Required work —
Skip the pictures and repeat each line of the data exactly.

Stored records —

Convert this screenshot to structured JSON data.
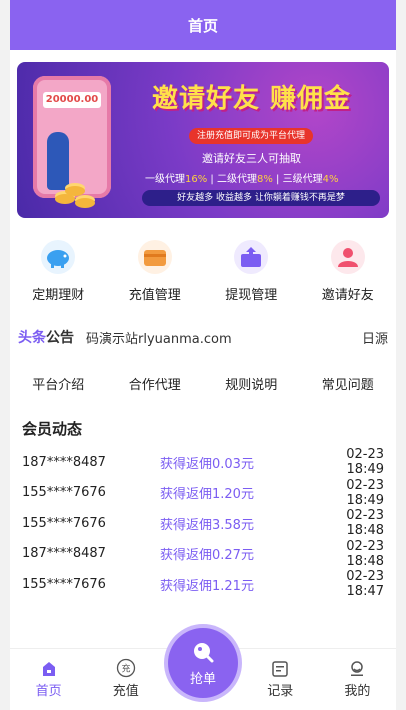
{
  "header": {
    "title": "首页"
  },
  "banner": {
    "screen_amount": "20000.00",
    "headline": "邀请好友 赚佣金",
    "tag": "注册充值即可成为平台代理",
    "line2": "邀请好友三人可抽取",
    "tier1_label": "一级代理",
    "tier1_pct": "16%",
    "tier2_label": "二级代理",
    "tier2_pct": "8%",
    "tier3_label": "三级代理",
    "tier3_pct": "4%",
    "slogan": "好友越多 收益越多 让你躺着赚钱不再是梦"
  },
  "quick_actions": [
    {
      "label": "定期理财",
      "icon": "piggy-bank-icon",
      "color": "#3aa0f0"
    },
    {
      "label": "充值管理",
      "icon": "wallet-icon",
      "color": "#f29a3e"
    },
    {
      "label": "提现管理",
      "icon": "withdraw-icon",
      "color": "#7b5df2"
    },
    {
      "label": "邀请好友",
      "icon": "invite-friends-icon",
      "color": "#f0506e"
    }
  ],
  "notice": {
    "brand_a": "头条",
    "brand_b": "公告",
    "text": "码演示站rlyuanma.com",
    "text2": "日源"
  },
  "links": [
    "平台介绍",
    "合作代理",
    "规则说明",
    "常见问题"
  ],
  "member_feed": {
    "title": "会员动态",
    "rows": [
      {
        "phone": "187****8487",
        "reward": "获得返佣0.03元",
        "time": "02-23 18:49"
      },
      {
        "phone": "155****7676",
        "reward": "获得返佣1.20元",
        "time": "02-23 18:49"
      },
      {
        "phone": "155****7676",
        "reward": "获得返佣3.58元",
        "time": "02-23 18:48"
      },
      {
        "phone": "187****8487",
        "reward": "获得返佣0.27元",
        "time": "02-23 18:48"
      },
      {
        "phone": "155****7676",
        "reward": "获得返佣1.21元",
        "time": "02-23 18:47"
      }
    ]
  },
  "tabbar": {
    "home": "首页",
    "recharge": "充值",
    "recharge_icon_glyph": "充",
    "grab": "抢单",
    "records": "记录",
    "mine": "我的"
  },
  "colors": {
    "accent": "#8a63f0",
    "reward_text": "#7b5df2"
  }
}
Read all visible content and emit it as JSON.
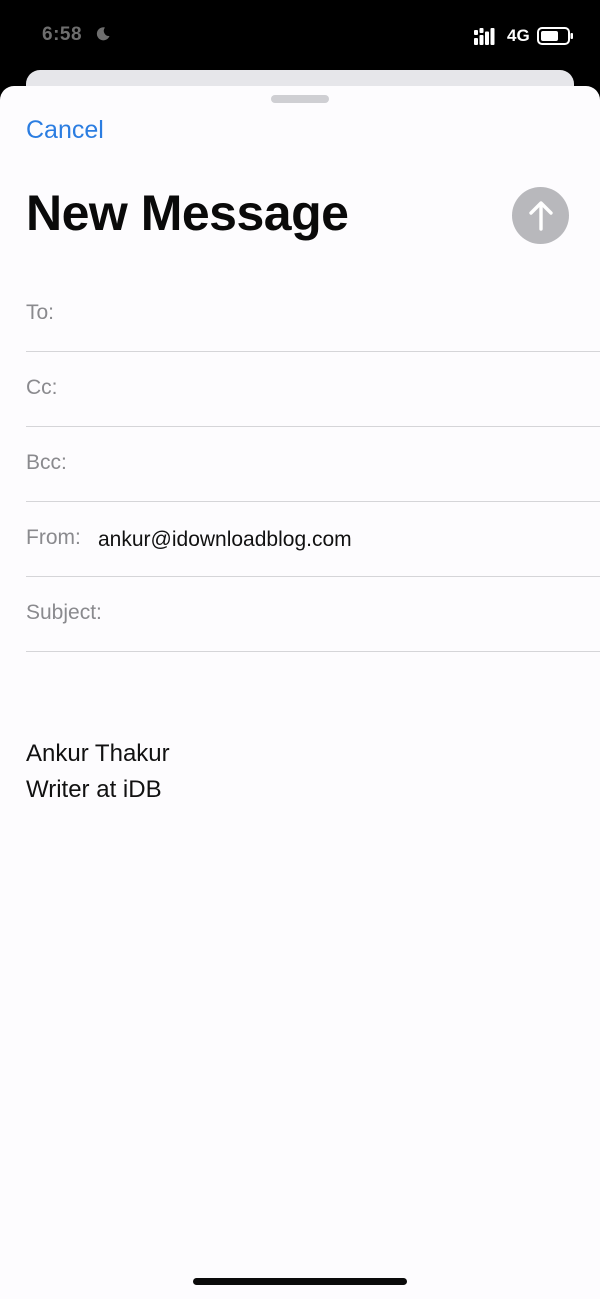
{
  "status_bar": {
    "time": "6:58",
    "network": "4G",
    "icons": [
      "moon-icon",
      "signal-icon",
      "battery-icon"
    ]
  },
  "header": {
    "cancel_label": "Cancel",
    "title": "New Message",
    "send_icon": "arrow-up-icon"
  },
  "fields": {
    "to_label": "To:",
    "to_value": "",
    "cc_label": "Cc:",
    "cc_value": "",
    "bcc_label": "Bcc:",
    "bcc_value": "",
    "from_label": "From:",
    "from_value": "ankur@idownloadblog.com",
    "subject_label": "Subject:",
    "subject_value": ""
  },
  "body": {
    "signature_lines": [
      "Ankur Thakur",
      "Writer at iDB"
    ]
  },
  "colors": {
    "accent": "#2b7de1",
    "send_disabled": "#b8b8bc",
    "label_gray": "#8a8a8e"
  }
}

Final result —
Convert this screenshot to structured JSON data.
{
  "header": {
    "title": "首页"
  },
  "banner": {
    "screen_amount": "20000.00",
    "headline": "邀请好友 赚佣金",
    "tag": "注册充值即可成为平台代理",
    "line2": "邀请好友三人可抽取",
    "tier1_label": "一级代理",
    "tier1_pct": "16%",
    "tier2_label": "二级代理",
    "tier2_pct": "8%",
    "tier3_label": "三级代理",
    "tier3_pct": "4%",
    "slogan": "好友越多 收益越多 让你躺着赚钱不再是梦"
  },
  "quick_actions": [
    {
      "label": "定期理财",
      "icon": "piggy-bank-icon",
      "color": "#3aa0f0"
    },
    {
      "label": "充值管理",
      "icon": "wallet-icon",
      "color": "#f29a3e"
    },
    {
      "label": "提现管理",
      "icon": "withdraw-icon",
      "color": "#7b5df2"
    },
    {
      "label": "邀请好友",
      "icon": "invite-friends-icon",
      "color": "#f0506e"
    }
  ],
  "notice": {
    "brand_a": "头条",
    "brand_b": "公告",
    "text": "码演示站rlyuanma.com",
    "text2": "日源"
  },
  "links": [
    "平台介绍",
    "合作代理",
    "规则说明",
    "常见问题"
  ],
  "member_feed": {
    "title": "会员动态",
    "rows": [
      {
        "phone": "187****8487",
        "reward": "获得返佣0.03元",
        "time": "02-23 18:49"
      },
      {
        "phone": "155****7676",
        "reward": "获得返佣1.20元",
        "time": "02-23 18:49"
      },
      {
        "phone": "155****7676",
        "reward": "获得返佣3.58元",
        "time": "02-23 18:48"
      },
      {
        "phone": "187****8487",
        "reward": "获得返佣0.27元",
        "time": "02-23 18:48"
      },
      {
        "phone": "155****7676",
        "reward": "获得返佣1.21元",
        "time": "02-23 18:47"
      }
    ]
  },
  "tabbar": {
    "home": "首页",
    "recharge": "充值",
    "recharge_icon_glyph": "充",
    "grab": "抢单",
    "records": "记录",
    "mine": "我的"
  },
  "colors": {
    "accent": "#8a63f0",
    "reward_text": "#7b5df2"
  }
}
Read all visible content and emit it as JSON.
{
  "status_bar": {
    "time": "6:58",
    "network": "4G",
    "icons": [
      "moon-icon",
      "signal-icon",
      "battery-icon"
    ]
  },
  "header": {
    "cancel_label": "Cancel",
    "title": "New Message",
    "send_icon": "arrow-up-icon"
  },
  "fields": {
    "to_label": "To:",
    "to_value": "",
    "cc_label": "Cc:",
    "cc_value": "",
    "bcc_label": "Bcc:",
    "bcc_value": "",
    "from_label": "From:",
    "from_value": "ankur@idownloadblog.com",
    "subject_label": "Subject:",
    "subject_value": ""
  },
  "body": {
    "signature_lines": [
      "Ankur Thakur",
      "Writer at iDB"
    ]
  },
  "colors": {
    "accent": "#2b7de1",
    "send_disabled": "#b8b8bc",
    "label_gray": "#8a8a8e"
  }
}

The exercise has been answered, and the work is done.